What is expected: Scan the listing and work out how many lines contain the word "J金融业". Nothing but the number should be given.

(Saved entries)

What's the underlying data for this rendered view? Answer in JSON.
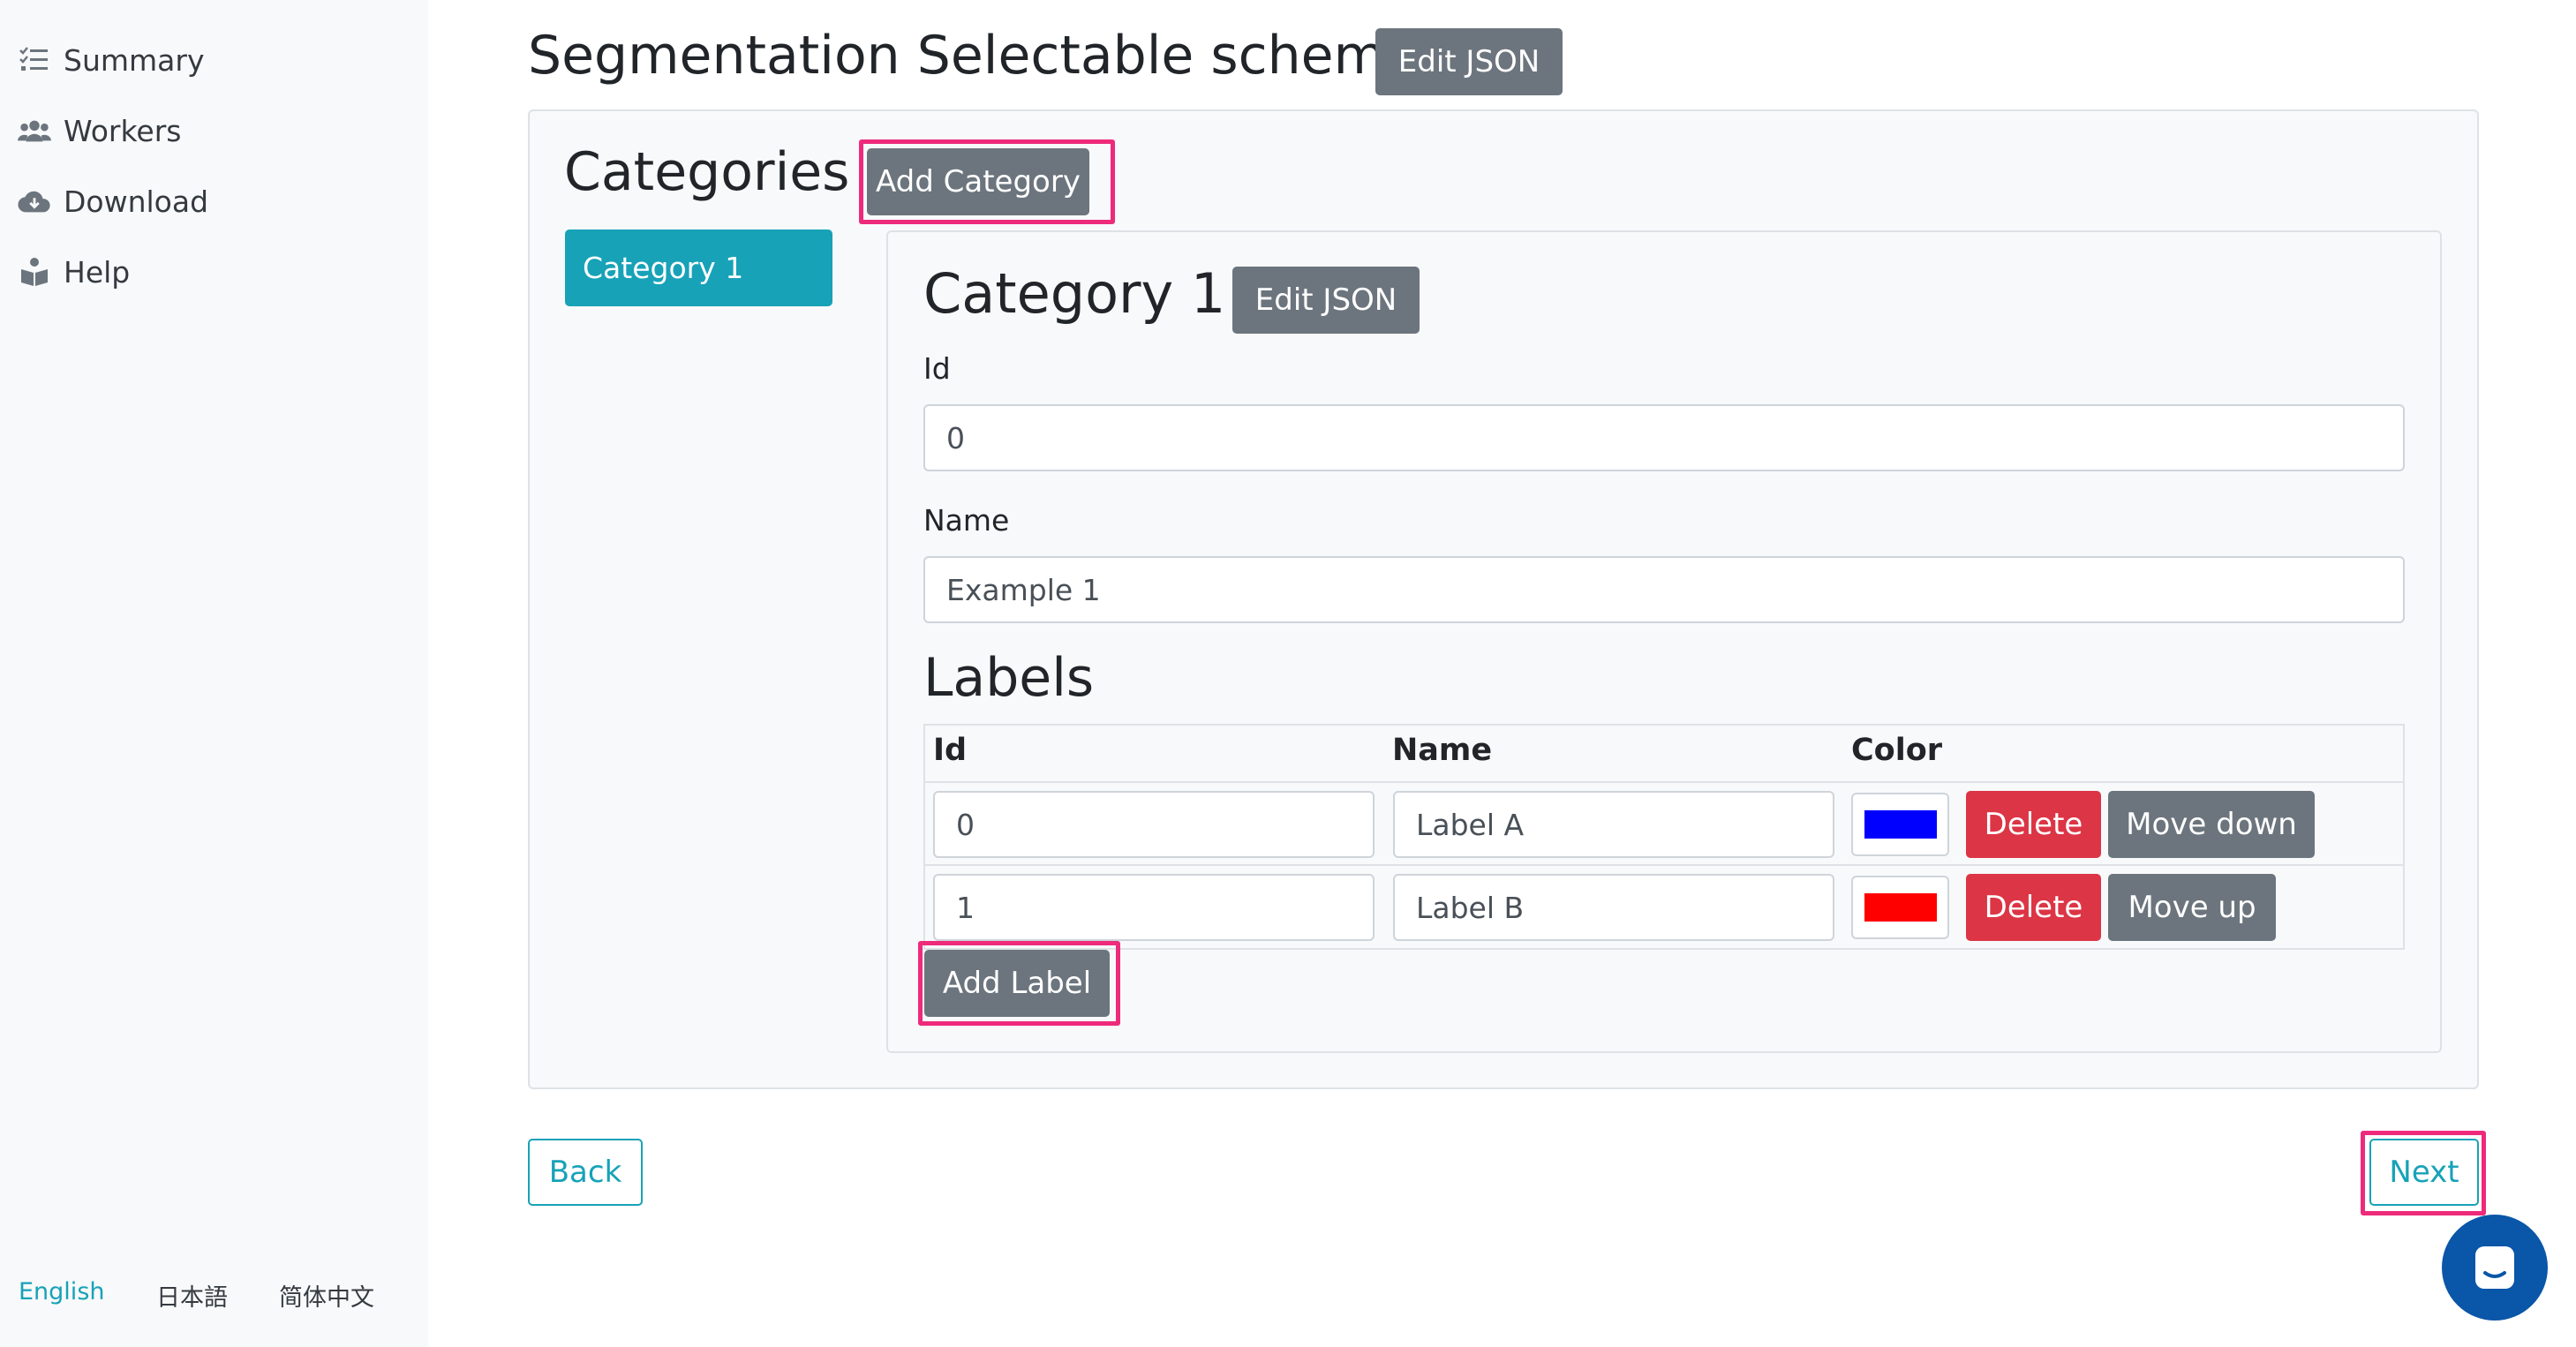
{
  "sidebar": {
    "items": [
      {
        "label": "Summary",
        "icon": "list-check-icon"
      },
      {
        "label": "Workers",
        "icon": "users-icon"
      },
      {
        "label": "Download",
        "icon": "cloud-download-icon"
      },
      {
        "label": "Help",
        "icon": "book-reader-icon"
      }
    ],
    "languages": [
      {
        "label": "English",
        "active": true
      },
      {
        "label": "日本語",
        "active": false
      },
      {
        "label": "简体中文",
        "active": false
      }
    ]
  },
  "header": {
    "title": "Segmentation Selectable schema",
    "edit_json_label": "Edit JSON"
  },
  "categories": {
    "title": "Categories",
    "add_category_label": "Add Category",
    "items": [
      "Category 1"
    ]
  },
  "category_detail": {
    "title": "Category 1",
    "edit_json_label": "Edit JSON",
    "id_label": "Id",
    "id_value": "0",
    "name_label": "Name",
    "name_value": "Example 1"
  },
  "labels": {
    "title": "Labels",
    "headers": [
      "Id",
      "Name",
      "Color"
    ],
    "rows": [
      {
        "id": "0",
        "name": "Label A",
        "color": "#0000ff",
        "delete_label": "Delete",
        "move_label": "Move down"
      },
      {
        "id": "1",
        "name": "Label B",
        "color": "#ff0000",
        "delete_label": "Delete",
        "move_label": "Move up"
      }
    ],
    "add_label": "Add Label"
  },
  "footer": {
    "back_label": "Back",
    "next_label": "Next"
  },
  "colors": {
    "accent": "#17a2b8",
    "secondary": "#6c757d",
    "danger": "#dc3545",
    "highlight": "#ee2a7b",
    "chat": "#0a56a8"
  }
}
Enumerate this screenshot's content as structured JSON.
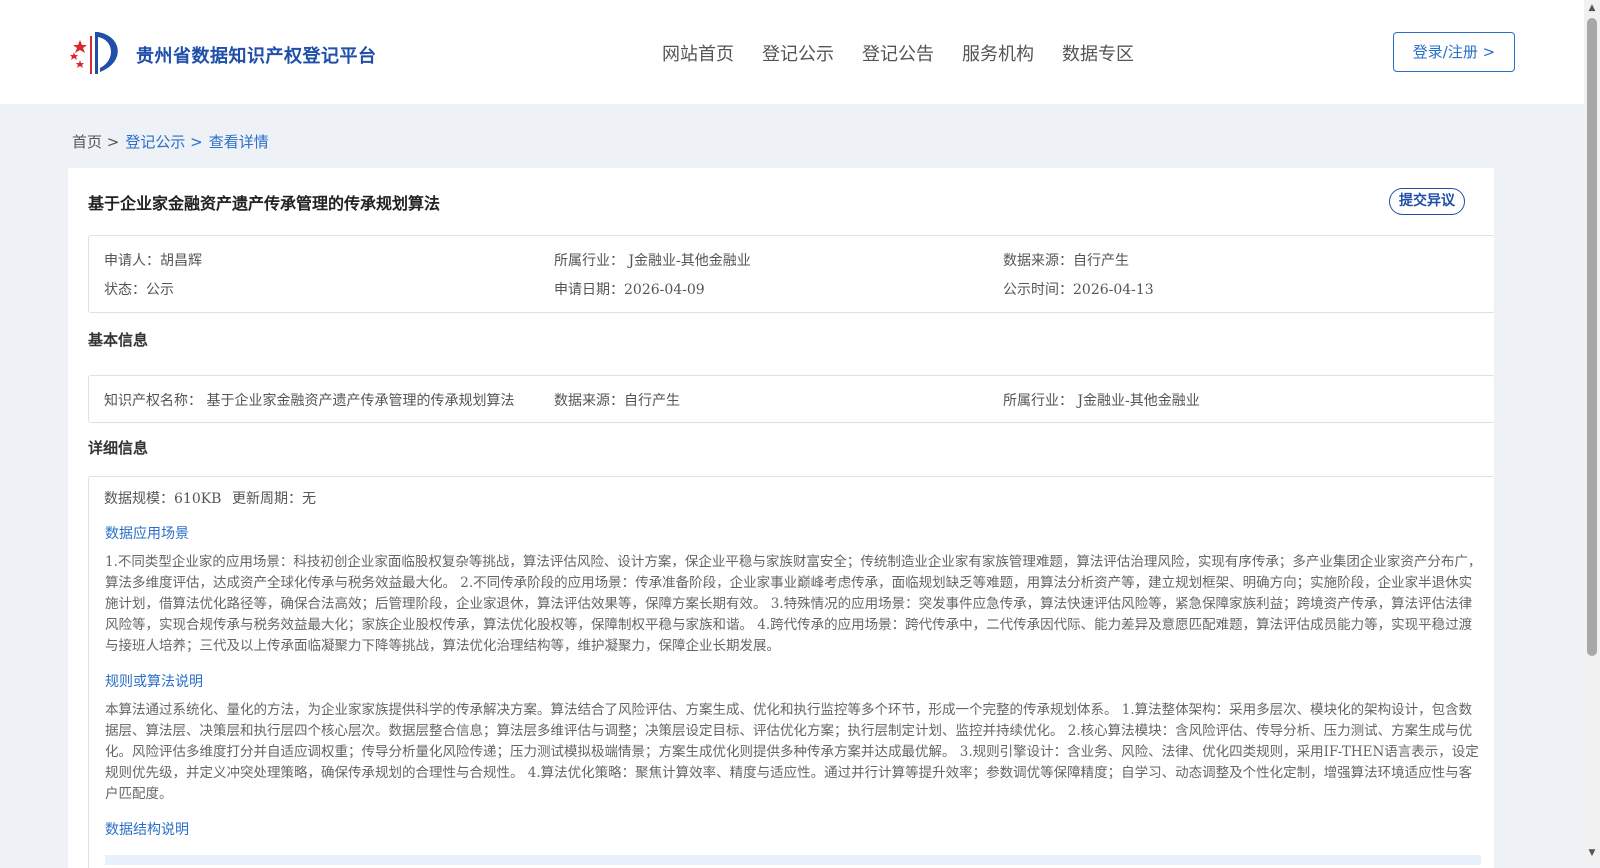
{
  "header": {
    "brand": "贵州省数据知识产权登记平台",
    "nav": [
      "网站首页",
      "登记公示",
      "登记公告",
      "服务机构",
      "数据专区"
    ],
    "login_label": "登录/注册 >",
    "colors": {
      "brand": "#1f4fa8",
      "accent": "#2a6fc9",
      "logo_red": "#d9272e"
    }
  },
  "breadcrumb": {
    "home": "首页 >",
    "list": "登记公示 >",
    "current": "查看详情"
  },
  "detail": {
    "title": "基于企业家金融资产遗产传承管理的传承规划算法",
    "objection_label": "提交异议",
    "summary": {
      "applicant": "申请人：胡昌辉",
      "industry": "所属行业： J金融业-其他金融业",
      "source": "数据来源：自行产生",
      "status": "状态：公示",
      "apply_date": "申请日期：2026-04-09",
      "publish_date": "公示时间：2026-04-13"
    },
    "basic": {
      "heading": "基本信息",
      "ip_name": "知识产权名称： 基于企业家金融资产遗产传承管理的传承规划算法",
      "source": "数据来源：自行产生",
      "industry": "所属行业： J金融业-其他金融业"
    },
    "details": {
      "heading": "详细信息",
      "scale": "数据规模：610KB",
      "cycle": "更新周期：无",
      "scenario_title": "数据应用场景",
      "scenario_text": "1.不同类型企业家的应用场景：科技初创企业家面临股权复杂等挑战，算法评估风险、设计方案，保企业平稳与家族财富安全；传统制造业企业家有家族管理难题，算法评估治理风险，实现有序传承；多产业集团企业家资产分布广，算法多维度评估，达成资产全球化传承与税务效益最大化。 2.不同传承阶段的应用场景：传承准备阶段，企业家事业巅峰考虑传承，面临规划缺乏等难题，用算法分析资产等，建立规划框架、明确方向；实施阶段，企业家半退休实施计划，借算法优化路径等，确保合法高效；后管理阶段，企业家退休，算法评估效果等，保障方案长期有效。 3.特殊情况的应用场景：突发事件应急传承，算法快速评估风险等，紧急保障家族利益；跨境资产传承，算法评估法律风险等，实现合规传承与税务效益最大化；家族企业股权传承，算法优化股权等，保障制权平稳与家族和谐。 4.跨代传承的应用场景：跨代传承中，二代传承因代际、能力差异及意愿匹配难题，算法评估成员能力等，实现平稳过渡与接班人培养；三代及以上传承面临凝聚力下降等挑战，算法优化治理结构等，维护凝聚力，保障企业长期发展。",
      "algo_title": "规则或算法说明",
      "algo_text": "本算法通过系统化、量化的方法，为企业家家族提供科学的传承解决方案。算法结合了风险评估、方案生成、优化和执行监控等多个环节，形成一个完整的传承规划体系。 1.算法整体架构：采用多层次、模块化的架构设计，包含数据层、算法层、决策层和执行层四个核心层次。数据层整合信息；算法层多维评估与调整；决策层设定目标、评估优化方案；执行层制定计划、监控并持续优化。 2.核心算法模块：含风险评估、传导分析、压力测试、方案生成与优化。风险评估多维度打分并自适应调权重；传导分析量化风险传递；压力测试模拟极端情景；方案生成优化则提供多种传承方案并达成最优解。 3.规则引擎设计：含业务、风险、法律、优化四类规则，采用IF-THEN语言表示，设定规则优先级，并定义冲突处理策略，确保传承规划的合理性与合规性。 4.算法优化策略：聚焦计算效率、精度与适应性。通过并行计算等提升效率；参数调优等保障精度；自学习、动态调整及个性化定制，增强算法环境适应性与客户匹配度。",
      "struct_title": "数据结构说明"
    }
  }
}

Output of the exercise: 2